__Exercise goal__: Copy each line in which the string "XRPUSDT" occurs.

__Data records__:
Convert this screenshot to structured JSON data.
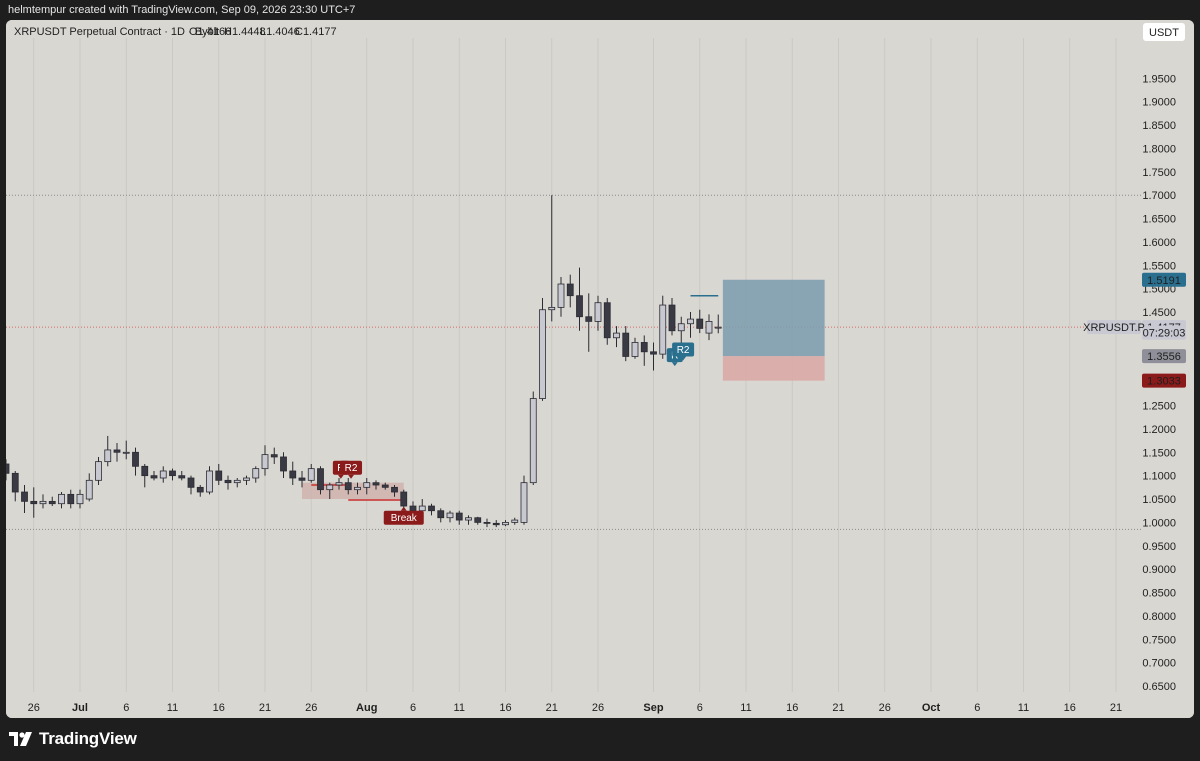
{
  "header": {
    "credit": "helmtempur created with TradingView.com, Sep 09, 2026 23:30 UTC+7"
  },
  "footer": {
    "brand": "TradingView"
  },
  "colors": {
    "background": "#d9d7d2",
    "up_candle_fill": "#c8c8d0",
    "down_candle_fill": "#3a3a44",
    "wick": "#2b2b33",
    "blue_zone": "#7f9fae",
    "red_zone": "#d9aaa6",
    "pink_range": "#cfb3ae",
    "level_red": "#c92d2d",
    "badge_red": "#8b1a1a",
    "badge_blue": "#2b6f8f"
  },
  "chart_data": {
    "type": "candlestick",
    "title": "XRPUSDT Perpetual Contract · 1D · Bybit",
    "ohlc_readout": {
      "o": "O1.4166",
      "h": "H1.4448",
      "l": "L1.4046",
      "c": "C1.4177"
    },
    "currency_button": "USDT",
    "ylim": [
      0.63,
      2.05
    ],
    "y_ticks": [
      "0.6500",
      "0.7000",
      "0.7500",
      "0.8000",
      "0.8500",
      "0.9000",
      "0.9500",
      "1.0000",
      "1.0500",
      "1.1000",
      "1.1500",
      "1.2000",
      "1.2500",
      "1.3000",
      "1.3500",
      "1.4000",
      "1.4500",
      "1.5000",
      "1.5500",
      "1.6000",
      "1.6500",
      "1.7000",
      "1.7500",
      "1.8000",
      "1.8500",
      "1.9000",
      "1.9500"
    ],
    "x_ticks": [
      {
        "label": "26",
        "day": -5
      },
      {
        "label": "Jul",
        "day": 0
      },
      {
        "label": "6",
        "day": 5
      },
      {
        "label": "11",
        "day": 10
      },
      {
        "label": "16",
        "day": 15
      },
      {
        "label": "21",
        "day": 20
      },
      {
        "label": "26",
        "day": 25
      },
      {
        "label": "Aug",
        "day": 31
      },
      {
        "label": "6",
        "day": 36
      },
      {
        "label": "11",
        "day": 41
      },
      {
        "label": "16",
        "day": 46
      },
      {
        "label": "21",
        "day": 51
      },
      {
        "label": "26",
        "day": 56
      },
      {
        "label": "Sep",
        "day": 62
      },
      {
        "label": "6",
        "day": 67
      },
      {
        "label": "11",
        "day": 72
      },
      {
        "label": "16",
        "day": 77
      },
      {
        "label": "21",
        "day": 82
      },
      {
        "label": "26",
        "day": 87
      },
      {
        "label": "Oct",
        "day": 92
      },
      {
        "label": "6",
        "day": 97
      },
      {
        "label": "11",
        "day": 102
      },
      {
        "label": "16",
        "day": 107
      },
      {
        "label": "21",
        "day": 112
      }
    ],
    "candles": [
      {
        "day": -8,
        "o": 1.125,
        "h": 1.135,
        "l": 1.09,
        "c": 1.105
      },
      {
        "day": -7,
        "o": 1.105,
        "h": 1.11,
        "l": 1.045,
        "c": 1.065
      },
      {
        "day": -6,
        "o": 1.065,
        "h": 1.08,
        "l": 1.02,
        "c": 1.045
      },
      {
        "day": -5,
        "o": 1.045,
        "h": 1.075,
        "l": 1.01,
        "c": 1.04
      },
      {
        "day": -4,
        "o": 1.04,
        "h": 1.06,
        "l": 1.03,
        "c": 1.045
      },
      {
        "day": -3,
        "o": 1.045,
        "h": 1.055,
        "l": 1.035,
        "c": 1.04
      },
      {
        "day": -2,
        "o": 1.04,
        "h": 1.065,
        "l": 1.03,
        "c": 1.06
      },
      {
        "day": -1,
        "o": 1.06,
        "h": 1.07,
        "l": 1.03,
        "c": 1.04
      },
      {
        "day": 0,
        "o": 1.04,
        "h": 1.07,
        "l": 1.03,
        "c": 1.06
      },
      {
        "day": 1,
        "o": 1.05,
        "h": 1.105,
        "l": 1.045,
        "c": 1.09
      },
      {
        "day": 2,
        "o": 1.09,
        "h": 1.14,
        "l": 1.08,
        "c": 1.13
      },
      {
        "day": 3,
        "o": 1.13,
        "h": 1.185,
        "l": 1.12,
        "c": 1.155
      },
      {
        "day": 4,
        "o": 1.155,
        "h": 1.17,
        "l": 1.13,
        "c": 1.15
      },
      {
        "day": 5,
        "o": 1.15,
        "h": 1.175,
        "l": 1.135,
        "c": 1.15
      },
      {
        "day": 6,
        "o": 1.15,
        "h": 1.16,
        "l": 1.1,
        "c": 1.12
      },
      {
        "day": 7,
        "o": 1.12,
        "h": 1.125,
        "l": 1.075,
        "c": 1.1
      },
      {
        "day": 8,
        "o": 1.1,
        "h": 1.11,
        "l": 1.09,
        "c": 1.095
      },
      {
        "day": 9,
        "o": 1.095,
        "h": 1.12,
        "l": 1.085,
        "c": 1.11
      },
      {
        "day": 10,
        "o": 1.11,
        "h": 1.115,
        "l": 1.09,
        "c": 1.1
      },
      {
        "day": 11,
        "o": 1.1,
        "h": 1.11,
        "l": 1.09,
        "c": 1.095
      },
      {
        "day": 12,
        "o": 1.095,
        "h": 1.1,
        "l": 1.06,
        "c": 1.075
      },
      {
        "day": 13,
        "o": 1.075,
        "h": 1.08,
        "l": 1.055,
        "c": 1.065
      },
      {
        "day": 14,
        "o": 1.065,
        "h": 1.12,
        "l": 1.06,
        "c": 1.11
      },
      {
        "day": 15,
        "o": 1.11,
        "h": 1.125,
        "l": 1.08,
        "c": 1.09
      },
      {
        "day": 16,
        "o": 1.09,
        "h": 1.1,
        "l": 1.07,
        "c": 1.085
      },
      {
        "day": 17,
        "o": 1.085,
        "h": 1.095,
        "l": 1.075,
        "c": 1.09
      },
      {
        "day": 18,
        "o": 1.09,
        "h": 1.1,
        "l": 1.08,
        "c": 1.095
      },
      {
        "day": 19,
        "o": 1.095,
        "h": 1.12,
        "l": 1.085,
        "c": 1.115
      },
      {
        "day": 20,
        "o": 1.115,
        "h": 1.165,
        "l": 1.1,
        "c": 1.145
      },
      {
        "day": 21,
        "o": 1.145,
        "h": 1.16,
        "l": 1.125,
        "c": 1.14
      },
      {
        "day": 22,
        "o": 1.14,
        "h": 1.15,
        "l": 1.095,
        "c": 1.11
      },
      {
        "day": 23,
        "o": 1.11,
        "h": 1.13,
        "l": 1.08,
        "c": 1.095
      },
      {
        "day": 24,
        "o": 1.095,
        "h": 1.11,
        "l": 1.075,
        "c": 1.09
      },
      {
        "day": 25,
        "o": 1.09,
        "h": 1.125,
        "l": 1.085,
        "c": 1.115
      },
      {
        "day": 26,
        "o": 1.115,
        "h": 1.12,
        "l": 1.06,
        "c": 1.07
      },
      {
        "day": 27,
        "o": 1.07,
        "h": 1.085,
        "l": 1.05,
        "c": 1.08
      },
      {
        "day": 28,
        "o": 1.08,
        "h": 1.095,
        "l": 1.07,
        "c": 1.085
      },
      {
        "day": 29,
        "o": 1.085,
        "h": 1.095,
        "l": 1.06,
        "c": 1.07
      },
      {
        "day": 30,
        "o": 1.07,
        "h": 1.085,
        "l": 1.06,
        "c": 1.075
      },
      {
        "day": 31,
        "o": 1.075,
        "h": 1.095,
        "l": 1.06,
        "c": 1.085
      },
      {
        "day": 32,
        "o": 1.085,
        "h": 1.09,
        "l": 1.07,
        "c": 1.08
      },
      {
        "day": 33,
        "o": 1.08,
        "h": 1.085,
        "l": 1.07,
        "c": 1.075
      },
      {
        "day": 34,
        "o": 1.075,
        "h": 1.08,
        "l": 1.055,
        "c": 1.065
      },
      {
        "day": 35,
        "o": 1.065,
        "h": 1.07,
        "l": 1.025,
        "c": 1.035
      },
      {
        "day": 36,
        "o": 1.035,
        "h": 1.045,
        "l": 1.015,
        "c": 1.025
      },
      {
        "day": 37,
        "o": 1.025,
        "h": 1.05,
        "l": 1.02,
        "c": 1.035
      },
      {
        "day": 38,
        "o": 1.035,
        "h": 1.04,
        "l": 1.015,
        "c": 1.025
      },
      {
        "day": 39,
        "o": 1.025,
        "h": 1.03,
        "l": 1.0,
        "c": 1.01
      },
      {
        "day": 40,
        "o": 1.01,
        "h": 1.025,
        "l": 1.0,
        "c": 1.02
      },
      {
        "day": 41,
        "o": 1.02,
        "h": 1.025,
        "l": 0.995,
        "c": 1.005
      },
      {
        "day": 42,
        "o": 1.005,
        "h": 1.015,
        "l": 0.995,
        "c": 1.01
      },
      {
        "day": 43,
        "o": 1.01,
        "h": 1.012,
        "l": 0.995,
        "c": 1.0
      },
      {
        "day": 44,
        "o": 1.0,
        "h": 1.008,
        "l": 0.99,
        "c": 0.998
      },
      {
        "day": 45,
        "o": 0.998,
        "h": 1.005,
        "l": 0.99,
        "c": 0.995
      },
      {
        "day": 46,
        "o": 0.995,
        "h": 1.005,
        "l": 0.992,
        "c": 1.0
      },
      {
        "day": 47,
        "o": 1.0,
        "h": 1.01,
        "l": 0.995,
        "c": 1.005
      },
      {
        "day": 48,
        "o": 1.0,
        "h": 1.1,
        "l": 0.995,
        "c": 1.085
      },
      {
        "day": 49,
        "o": 1.085,
        "h": 1.28,
        "l": 1.08,
        "c": 1.265
      },
      {
        "day": 50,
        "o": 1.265,
        "h": 1.48,
        "l": 1.26,
        "c": 1.455
      },
      {
        "day": 51,
        "o": 1.455,
        "h": 1.7,
        "l": 1.43,
        "c": 1.46
      },
      {
        "day": 52,
        "o": 1.46,
        "h": 1.525,
        "l": 1.44,
        "c": 1.51
      },
      {
        "day": 53,
        "o": 1.51,
        "h": 1.53,
        "l": 1.46,
        "c": 1.485
      },
      {
        "day": 54,
        "o": 1.485,
        "h": 1.545,
        "l": 1.41,
        "c": 1.44
      },
      {
        "day": 55,
        "o": 1.44,
        "h": 1.49,
        "l": 1.365,
        "c": 1.43
      },
      {
        "day": 56,
        "o": 1.43,
        "h": 1.485,
        "l": 1.41,
        "c": 1.47
      },
      {
        "day": 57,
        "o": 1.47,
        "h": 1.48,
        "l": 1.38,
        "c": 1.395
      },
      {
        "day": 58,
        "o": 1.395,
        "h": 1.42,
        "l": 1.375,
        "c": 1.405
      },
      {
        "day": 59,
        "o": 1.405,
        "h": 1.42,
        "l": 1.345,
        "c": 1.355
      },
      {
        "day": 60,
        "o": 1.355,
        "h": 1.395,
        "l": 1.35,
        "c": 1.385
      },
      {
        "day": 61,
        "o": 1.385,
        "h": 1.4,
        "l": 1.335,
        "c": 1.365
      },
      {
        "day": 62,
        "o": 1.365,
        "h": 1.385,
        "l": 1.325,
        "c": 1.36
      },
      {
        "day": 63,
        "o": 1.36,
        "h": 1.485,
        "l": 1.35,
        "c": 1.465
      },
      {
        "day": 64,
        "o": 1.465,
        "h": 1.48,
        "l": 1.4,
        "c": 1.41
      },
      {
        "day": 65,
        "o": 1.41,
        "h": 1.44,
        "l": 1.375,
        "c": 1.425
      },
      {
        "day": 66,
        "o": 1.425,
        "h": 1.45,
        "l": 1.395,
        "c": 1.435
      },
      {
        "day": 67,
        "o": 1.435,
        "h": 1.455,
        "l": 1.405,
        "c": 1.415
      },
      {
        "day": 68,
        "o": 1.405,
        "h": 1.445,
        "l": 1.39,
        "c": 1.43
      },
      {
        "day": 69,
        "o": 1.4166,
        "h": 1.4448,
        "l": 1.4046,
        "c": 1.4177
      }
    ],
    "zones": {
      "entry": 1.3556,
      "target": 1.5191,
      "stop": 1.3033,
      "start_day": 69.5,
      "end_day": 80.5,
      "pink_range": {
        "day_start": 24,
        "day_end": 35,
        "low": 1.05,
        "high": 1.085
      }
    },
    "levels": {
      "dotted_top": 1.7,
      "dotted_bottom": 0.985,
      "current_dotted": 1.4177,
      "red_short": {
        "price": 1.08,
        "day_start": 25,
        "day_end": 29
      },
      "red_break": {
        "price": 1.048,
        "day_start": 29,
        "day_end": 35
      },
      "blue_short": {
        "price": 1.485,
        "day_start": 66,
        "day_end": 69
      }
    },
    "annotations": [
      {
        "text": "R",
        "color": "badge_red",
        "day": 28.2,
        "price": 1.117
      },
      {
        "text": "R2",
        "color": "badge_red",
        "day": 29.3,
        "price": 1.117
      },
      {
        "text": "Break",
        "color": "badge_red",
        "day": 35,
        "price": 1.01
      },
      {
        "text": "R",
        "color": "badge_blue",
        "day": 64.3,
        "price": 1.358
      },
      {
        "text": "R2",
        "color": "badge_blue",
        "day": 65.2,
        "price": 1.37
      }
    ],
    "price_labels": [
      {
        "text": "1.5191",
        "bg": "#2b6f8f",
        "fg": "#ffffff",
        "price": 1.5191
      },
      {
        "text": "1.4177",
        "bg": "#c8c9d2",
        "fg": "#1f1f1f",
        "price": 1.4177
      },
      {
        "text": "07:29:03",
        "bg": "#c8c9d2",
        "fg": "#1f1f1f",
        "price": 1.406
      },
      {
        "text": "1.3556",
        "bg": "#8e8f98",
        "fg": "#ffffff",
        "price": 1.3556
      },
      {
        "text": "1.3033",
        "bg": "#8b1a1a",
        "fg": "#ffffff",
        "price": 1.3033
      }
    ],
    "symbol_tag": "XRPUSDT.P"
  }
}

__Final result__:
    "title": "XRPUSDT Perpetual Contract · 1D · Bybit",
    "symbol_tag": "XRPUSDT.P"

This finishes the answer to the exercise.